WHAT THE TASK ASKS: In the forum thread below about Intel's new MacBook Air-type processors, how much smaller is the chip's package size than standard processor packages, according to Intel?

# Intel (FINALLY) Lauches MacBook Air-type i7/i5 processors!



## fyrefly (Apr 16, 2005)

The i7-660UM runs at 1.33 but Turbo Boosts up to 2.4Ghz

The i5-540UM runs at 1.2Ghz but turbo boots up to 2.0Ghz.

They're also pretty small processors apparently:



cnet.com said:


> One of the distinguishing features of these processors is the chip's package size, which is 32 percent smaller than standard processor packages, according to Intel.


Maybe Apple can pair these chips with an underclocked Nvidia 330M?

The only problem I can see is that the Intel i7/i5 processors themselves use 18 Watt TDP - but the SL9400 used in the current MBA are 17 Watt TDP and the 9400M is reportedly 12W. But the 330M is reportedly 23Watt.  So... 

Current MBA: SL9400 + 9400M GPU --> 29 Watt TDP

Potential Future MBA: i7-660UM + 330M GPU --> 41 Watt TDP 

Or... ATI has a Mobile GPU the 5650 which has a TDP of ~16W so that would make it:

i7-660UM + ATI 5650 --> 34W TDP

Not *that* much more than the current 29 Watt TDP. 

Fingers Crosses SO MUCH for a MBA update. C'mon Apple!


----------



## ldphoto (Jul 9, 2009)

Lines of data
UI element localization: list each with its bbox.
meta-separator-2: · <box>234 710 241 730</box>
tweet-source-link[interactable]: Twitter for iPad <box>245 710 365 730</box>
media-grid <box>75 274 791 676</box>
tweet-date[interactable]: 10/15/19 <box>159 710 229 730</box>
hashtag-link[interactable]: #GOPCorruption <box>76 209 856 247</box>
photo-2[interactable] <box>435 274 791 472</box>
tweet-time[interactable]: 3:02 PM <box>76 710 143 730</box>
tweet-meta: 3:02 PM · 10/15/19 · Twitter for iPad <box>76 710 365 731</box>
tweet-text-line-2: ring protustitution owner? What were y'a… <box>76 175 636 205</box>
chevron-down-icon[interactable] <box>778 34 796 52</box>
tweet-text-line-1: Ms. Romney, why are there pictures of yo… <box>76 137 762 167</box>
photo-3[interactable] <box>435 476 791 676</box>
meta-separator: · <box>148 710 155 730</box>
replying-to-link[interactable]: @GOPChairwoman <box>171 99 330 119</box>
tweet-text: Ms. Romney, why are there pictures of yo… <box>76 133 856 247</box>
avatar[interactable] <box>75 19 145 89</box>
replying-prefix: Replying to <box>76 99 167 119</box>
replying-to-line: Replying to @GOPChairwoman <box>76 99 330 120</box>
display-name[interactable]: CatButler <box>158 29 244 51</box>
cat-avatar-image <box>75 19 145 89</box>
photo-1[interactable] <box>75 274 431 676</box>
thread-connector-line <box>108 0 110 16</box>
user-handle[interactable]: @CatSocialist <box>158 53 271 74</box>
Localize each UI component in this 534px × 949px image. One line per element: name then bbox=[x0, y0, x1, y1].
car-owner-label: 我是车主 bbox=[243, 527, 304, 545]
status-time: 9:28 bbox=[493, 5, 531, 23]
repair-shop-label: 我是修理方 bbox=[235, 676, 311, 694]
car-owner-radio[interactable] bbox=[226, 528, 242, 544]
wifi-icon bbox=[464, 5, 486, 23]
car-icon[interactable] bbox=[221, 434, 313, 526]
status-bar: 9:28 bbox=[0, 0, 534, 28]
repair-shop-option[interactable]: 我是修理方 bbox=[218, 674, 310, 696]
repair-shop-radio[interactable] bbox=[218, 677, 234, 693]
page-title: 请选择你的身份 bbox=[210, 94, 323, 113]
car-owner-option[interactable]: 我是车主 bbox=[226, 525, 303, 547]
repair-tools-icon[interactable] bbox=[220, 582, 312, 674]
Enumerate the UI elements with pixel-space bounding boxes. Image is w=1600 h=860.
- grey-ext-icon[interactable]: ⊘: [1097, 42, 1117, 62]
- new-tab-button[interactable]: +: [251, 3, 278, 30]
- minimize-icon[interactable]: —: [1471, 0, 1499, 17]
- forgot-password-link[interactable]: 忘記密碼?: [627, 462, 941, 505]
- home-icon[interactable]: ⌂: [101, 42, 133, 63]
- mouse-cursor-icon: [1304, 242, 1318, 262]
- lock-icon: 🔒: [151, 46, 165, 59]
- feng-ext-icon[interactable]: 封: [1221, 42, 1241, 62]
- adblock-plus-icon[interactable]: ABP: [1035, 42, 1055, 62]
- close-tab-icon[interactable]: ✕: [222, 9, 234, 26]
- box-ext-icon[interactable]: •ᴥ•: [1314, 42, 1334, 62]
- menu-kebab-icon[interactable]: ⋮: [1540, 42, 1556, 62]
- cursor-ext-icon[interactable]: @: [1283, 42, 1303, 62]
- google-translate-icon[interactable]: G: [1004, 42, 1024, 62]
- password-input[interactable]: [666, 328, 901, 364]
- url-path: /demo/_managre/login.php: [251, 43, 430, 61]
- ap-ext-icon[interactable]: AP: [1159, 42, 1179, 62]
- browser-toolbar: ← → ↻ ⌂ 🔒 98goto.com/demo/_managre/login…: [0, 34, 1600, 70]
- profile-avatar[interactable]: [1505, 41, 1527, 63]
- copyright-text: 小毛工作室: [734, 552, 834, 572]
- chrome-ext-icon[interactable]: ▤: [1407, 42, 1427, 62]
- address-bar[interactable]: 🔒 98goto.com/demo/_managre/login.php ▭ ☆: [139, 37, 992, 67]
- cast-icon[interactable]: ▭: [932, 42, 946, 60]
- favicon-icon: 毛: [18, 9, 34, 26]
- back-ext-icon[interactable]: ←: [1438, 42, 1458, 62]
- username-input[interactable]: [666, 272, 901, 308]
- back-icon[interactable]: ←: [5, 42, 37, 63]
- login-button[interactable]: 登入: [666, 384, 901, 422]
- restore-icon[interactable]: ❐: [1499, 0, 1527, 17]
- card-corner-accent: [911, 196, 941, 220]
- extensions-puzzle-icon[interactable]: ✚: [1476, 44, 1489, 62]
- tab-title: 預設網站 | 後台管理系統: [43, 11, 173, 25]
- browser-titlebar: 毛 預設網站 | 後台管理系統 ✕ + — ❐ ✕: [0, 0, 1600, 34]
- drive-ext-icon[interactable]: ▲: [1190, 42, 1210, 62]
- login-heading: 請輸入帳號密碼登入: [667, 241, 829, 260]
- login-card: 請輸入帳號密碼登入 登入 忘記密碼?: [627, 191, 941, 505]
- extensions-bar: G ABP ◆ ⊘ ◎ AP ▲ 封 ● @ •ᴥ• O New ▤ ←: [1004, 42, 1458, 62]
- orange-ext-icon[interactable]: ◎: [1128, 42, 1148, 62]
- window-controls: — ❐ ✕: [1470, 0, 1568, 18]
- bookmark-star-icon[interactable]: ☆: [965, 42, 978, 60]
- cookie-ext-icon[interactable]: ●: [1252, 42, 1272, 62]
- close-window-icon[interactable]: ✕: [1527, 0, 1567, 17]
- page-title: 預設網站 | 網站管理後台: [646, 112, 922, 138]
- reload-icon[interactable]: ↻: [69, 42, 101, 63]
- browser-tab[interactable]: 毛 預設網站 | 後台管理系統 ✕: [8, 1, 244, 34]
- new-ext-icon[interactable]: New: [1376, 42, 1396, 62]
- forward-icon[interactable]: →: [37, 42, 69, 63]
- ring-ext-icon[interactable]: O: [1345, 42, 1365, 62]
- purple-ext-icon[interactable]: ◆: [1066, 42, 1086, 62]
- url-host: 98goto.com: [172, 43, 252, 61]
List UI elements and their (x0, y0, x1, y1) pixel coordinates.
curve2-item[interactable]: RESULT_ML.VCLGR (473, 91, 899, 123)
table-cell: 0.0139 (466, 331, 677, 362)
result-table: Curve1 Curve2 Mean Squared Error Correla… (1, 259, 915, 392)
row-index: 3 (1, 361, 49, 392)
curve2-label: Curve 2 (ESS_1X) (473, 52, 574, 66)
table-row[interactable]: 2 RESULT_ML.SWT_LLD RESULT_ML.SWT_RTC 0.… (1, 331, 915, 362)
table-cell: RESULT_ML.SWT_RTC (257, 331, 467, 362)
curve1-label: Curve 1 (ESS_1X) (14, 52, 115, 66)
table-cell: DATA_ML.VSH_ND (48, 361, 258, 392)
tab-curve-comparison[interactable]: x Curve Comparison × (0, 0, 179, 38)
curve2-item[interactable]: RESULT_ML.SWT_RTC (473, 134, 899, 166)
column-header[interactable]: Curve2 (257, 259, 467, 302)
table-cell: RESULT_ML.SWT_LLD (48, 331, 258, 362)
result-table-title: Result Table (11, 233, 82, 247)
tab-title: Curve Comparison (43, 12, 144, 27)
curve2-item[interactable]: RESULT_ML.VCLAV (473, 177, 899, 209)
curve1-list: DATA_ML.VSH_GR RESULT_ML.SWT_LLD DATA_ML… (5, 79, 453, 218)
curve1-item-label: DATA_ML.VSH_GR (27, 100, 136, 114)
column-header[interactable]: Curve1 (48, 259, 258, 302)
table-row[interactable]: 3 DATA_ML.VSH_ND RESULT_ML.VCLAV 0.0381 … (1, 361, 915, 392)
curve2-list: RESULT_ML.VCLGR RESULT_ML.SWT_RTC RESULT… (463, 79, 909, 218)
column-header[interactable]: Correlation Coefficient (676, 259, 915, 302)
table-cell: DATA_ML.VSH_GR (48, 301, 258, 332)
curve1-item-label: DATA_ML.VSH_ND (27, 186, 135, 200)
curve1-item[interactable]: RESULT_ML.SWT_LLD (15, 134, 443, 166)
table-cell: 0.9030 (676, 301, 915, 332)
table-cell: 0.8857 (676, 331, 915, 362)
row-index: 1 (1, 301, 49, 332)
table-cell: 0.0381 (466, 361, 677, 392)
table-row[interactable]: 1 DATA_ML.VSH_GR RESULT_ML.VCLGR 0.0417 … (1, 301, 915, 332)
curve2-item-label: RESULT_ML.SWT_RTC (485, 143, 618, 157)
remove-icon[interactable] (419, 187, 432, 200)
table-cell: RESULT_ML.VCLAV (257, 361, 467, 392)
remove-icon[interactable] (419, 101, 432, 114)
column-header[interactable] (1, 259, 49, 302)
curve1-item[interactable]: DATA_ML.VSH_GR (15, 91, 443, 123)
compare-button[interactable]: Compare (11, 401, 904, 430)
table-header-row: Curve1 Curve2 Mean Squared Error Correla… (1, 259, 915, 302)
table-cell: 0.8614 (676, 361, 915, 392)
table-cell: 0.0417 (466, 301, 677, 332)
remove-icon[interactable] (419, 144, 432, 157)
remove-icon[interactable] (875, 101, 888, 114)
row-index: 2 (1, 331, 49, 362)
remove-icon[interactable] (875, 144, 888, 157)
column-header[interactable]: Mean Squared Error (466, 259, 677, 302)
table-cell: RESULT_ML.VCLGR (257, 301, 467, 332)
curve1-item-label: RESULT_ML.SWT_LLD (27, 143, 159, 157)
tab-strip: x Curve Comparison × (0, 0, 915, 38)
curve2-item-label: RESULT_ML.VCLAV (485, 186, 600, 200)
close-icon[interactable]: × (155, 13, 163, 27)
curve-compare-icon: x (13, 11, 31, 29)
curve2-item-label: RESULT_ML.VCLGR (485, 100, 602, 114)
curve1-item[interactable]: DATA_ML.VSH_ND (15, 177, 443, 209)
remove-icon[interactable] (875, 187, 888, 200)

CORRECT ANSWER: It is 32 percent smaller.